WORK REQUIRED -
Sift the material for lines containing "content", and return them.

DATA LISTING -
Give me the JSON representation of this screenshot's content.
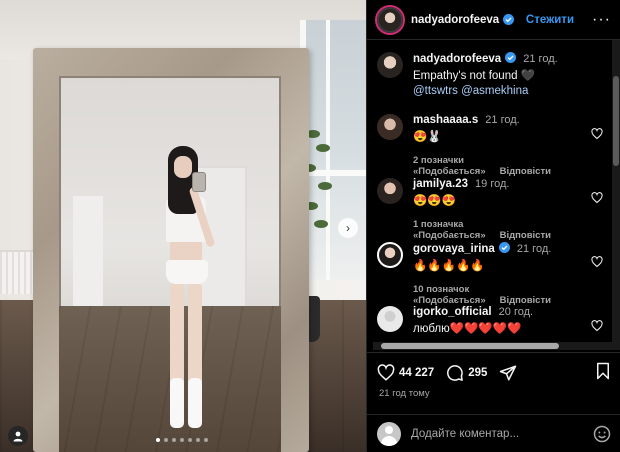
{
  "post": {
    "username": "nadyadorofeeva",
    "follow_label": "Стежити",
    "more_label": "···",
    "caption": {
      "username": "nadyadorofeeva",
      "time": "21 год.",
      "text": "Empathy's not found 🖤",
      "mentions": "@ttswtrs @asmekhina"
    },
    "likes": "44 227",
    "comments_count": "295",
    "posted_ago": "21 год тому",
    "carousel": {
      "count": 7,
      "active": 0
    }
  },
  "comments": [
    {
      "username": "mashaaaa.s",
      "time": "21 год.",
      "text": "😍🐰",
      "likes_label": "2 позначки «Подобається»",
      "reply_label": "Відповісти"
    },
    {
      "username": "jamilya.23",
      "time": "19 год.",
      "text": "😍😍😍",
      "likes_label": "1 позначка «Подобається»",
      "reply_label": "Відповісти"
    },
    {
      "username": "gorovaya_irina",
      "time": "21 год.",
      "text": "🔥🔥🔥🔥🔥",
      "likes_label": "10 позначок «Подобається»",
      "reply_label": "Відповісти",
      "verified": true
    },
    {
      "username": "igorko_official",
      "time": "20 год.",
      "text": "люблю❤️❤️❤️❤️❤️",
      "likes_label": "",
      "reply_label": ""
    }
  ],
  "composer": {
    "placeholder": "Додайте коментар..."
  },
  "colors": {
    "background": "#000000",
    "accent": "#3897f0",
    "secondary_text": "#a8a8a8",
    "divider": "#262626"
  }
}
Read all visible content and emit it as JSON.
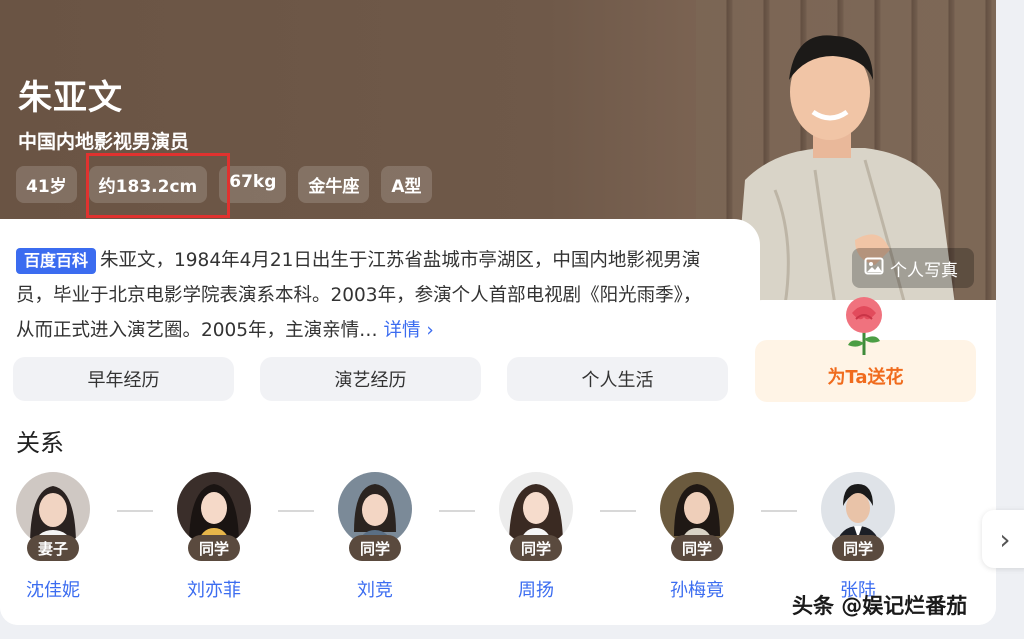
{
  "hero": {
    "name": "朱亚文",
    "subtitle": "中国内地影视男演员",
    "tags": [
      "41岁",
      "约183.2cm",
      "67kg",
      "金牛座",
      "A型"
    ],
    "photo_button": "个人写真"
  },
  "intro": {
    "badge": "百度百科",
    "text": "朱亚文，1984年4月21日出生于江苏省盐城市亭湖区，中国内地影视男演员，毕业于北京电影学院表演系本科。2003年，参演个人首部电视剧《阳光雨季》，从而正式进入演艺圈。2005年，主演亲情…",
    "more": "详情 ›"
  },
  "tabs": [
    "早年经历",
    "演艺经历",
    "个人生活"
  ],
  "flower_button": "为Ta送花",
  "relations": {
    "title": "关系",
    "items": [
      {
        "role": "妻子",
        "name": "沈佳妮"
      },
      {
        "role": "同学",
        "name": "刘亦菲"
      },
      {
        "role": "同学",
        "name": "刘竞"
      },
      {
        "role": "同学",
        "name": "周扬"
      },
      {
        "role": "同学",
        "name": "孙梅竟"
      },
      {
        "role": "同学",
        "name": "张陆"
      }
    ]
  },
  "next_icon": "chevron-right-icon",
  "watermark": "头条 @娱记烂番茄",
  "colors": {
    "accent": "#3b6cf0",
    "highlight": "#e0322f",
    "flower": "#f06b1d"
  }
}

TASK OUTPUT -
Give me the JSON representation of this screenshot's content.
Read all visible content and emit it as JSON.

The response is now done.